» Your task: The records below are split into lines. How many of those lines contain the string "Mysql"? Reply with the number only.

________________________

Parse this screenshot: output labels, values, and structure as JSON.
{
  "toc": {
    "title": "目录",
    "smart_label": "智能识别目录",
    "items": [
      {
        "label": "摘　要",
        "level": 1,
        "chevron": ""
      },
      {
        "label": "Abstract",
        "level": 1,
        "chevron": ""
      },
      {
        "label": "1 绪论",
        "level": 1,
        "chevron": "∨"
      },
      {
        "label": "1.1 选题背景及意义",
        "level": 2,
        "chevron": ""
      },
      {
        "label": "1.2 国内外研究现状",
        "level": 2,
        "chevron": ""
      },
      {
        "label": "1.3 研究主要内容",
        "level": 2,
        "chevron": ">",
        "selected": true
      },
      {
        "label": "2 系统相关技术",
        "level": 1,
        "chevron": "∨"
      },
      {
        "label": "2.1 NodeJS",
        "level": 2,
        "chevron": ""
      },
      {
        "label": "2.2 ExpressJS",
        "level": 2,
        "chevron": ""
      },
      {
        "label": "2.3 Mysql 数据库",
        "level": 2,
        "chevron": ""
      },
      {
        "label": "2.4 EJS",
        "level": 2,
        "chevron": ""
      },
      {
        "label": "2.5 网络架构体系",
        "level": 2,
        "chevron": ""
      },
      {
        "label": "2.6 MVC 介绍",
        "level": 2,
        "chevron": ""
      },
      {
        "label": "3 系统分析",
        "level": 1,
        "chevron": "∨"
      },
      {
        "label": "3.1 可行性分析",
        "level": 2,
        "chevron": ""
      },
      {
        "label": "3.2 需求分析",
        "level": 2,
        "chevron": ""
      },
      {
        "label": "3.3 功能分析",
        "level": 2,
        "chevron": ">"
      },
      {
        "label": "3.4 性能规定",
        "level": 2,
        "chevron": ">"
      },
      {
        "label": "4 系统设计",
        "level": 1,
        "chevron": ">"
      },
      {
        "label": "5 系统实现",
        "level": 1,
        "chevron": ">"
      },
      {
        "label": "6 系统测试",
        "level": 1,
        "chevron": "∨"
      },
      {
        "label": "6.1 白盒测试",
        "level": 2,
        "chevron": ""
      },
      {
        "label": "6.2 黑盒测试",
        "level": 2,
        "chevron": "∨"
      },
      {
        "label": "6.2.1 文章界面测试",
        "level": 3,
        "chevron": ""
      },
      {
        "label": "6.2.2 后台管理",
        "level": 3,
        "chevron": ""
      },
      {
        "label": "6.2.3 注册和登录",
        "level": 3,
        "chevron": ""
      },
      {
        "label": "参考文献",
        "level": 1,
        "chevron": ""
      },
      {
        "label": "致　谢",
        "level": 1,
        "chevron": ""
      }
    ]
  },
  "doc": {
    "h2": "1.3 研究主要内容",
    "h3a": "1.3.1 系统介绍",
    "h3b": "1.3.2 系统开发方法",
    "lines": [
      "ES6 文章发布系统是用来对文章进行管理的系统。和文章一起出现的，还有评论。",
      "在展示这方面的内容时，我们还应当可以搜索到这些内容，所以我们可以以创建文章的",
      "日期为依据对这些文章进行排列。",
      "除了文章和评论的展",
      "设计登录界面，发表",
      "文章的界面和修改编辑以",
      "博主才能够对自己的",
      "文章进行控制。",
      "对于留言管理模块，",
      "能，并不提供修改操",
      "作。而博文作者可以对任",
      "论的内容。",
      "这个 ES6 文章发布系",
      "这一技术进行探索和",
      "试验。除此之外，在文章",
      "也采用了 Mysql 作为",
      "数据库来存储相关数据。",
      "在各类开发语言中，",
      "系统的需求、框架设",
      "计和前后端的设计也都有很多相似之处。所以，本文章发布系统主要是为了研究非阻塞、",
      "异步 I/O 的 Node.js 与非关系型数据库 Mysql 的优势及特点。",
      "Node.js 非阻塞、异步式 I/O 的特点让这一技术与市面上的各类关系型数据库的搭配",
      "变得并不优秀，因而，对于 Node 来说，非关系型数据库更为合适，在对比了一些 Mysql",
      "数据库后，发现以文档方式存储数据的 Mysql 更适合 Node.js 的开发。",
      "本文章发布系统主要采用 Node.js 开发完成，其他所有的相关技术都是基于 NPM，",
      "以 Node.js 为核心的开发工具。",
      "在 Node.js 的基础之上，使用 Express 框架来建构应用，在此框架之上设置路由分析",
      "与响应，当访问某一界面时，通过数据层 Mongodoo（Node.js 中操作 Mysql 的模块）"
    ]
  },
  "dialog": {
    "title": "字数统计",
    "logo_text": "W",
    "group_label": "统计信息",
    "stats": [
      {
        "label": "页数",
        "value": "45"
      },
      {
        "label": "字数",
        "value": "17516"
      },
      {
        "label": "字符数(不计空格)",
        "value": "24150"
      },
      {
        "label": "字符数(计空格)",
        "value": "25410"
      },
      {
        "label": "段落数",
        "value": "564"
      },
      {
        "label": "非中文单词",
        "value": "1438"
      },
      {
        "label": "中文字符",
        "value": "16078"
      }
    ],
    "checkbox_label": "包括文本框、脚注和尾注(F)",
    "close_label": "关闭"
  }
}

________________________

» Complete answer: 6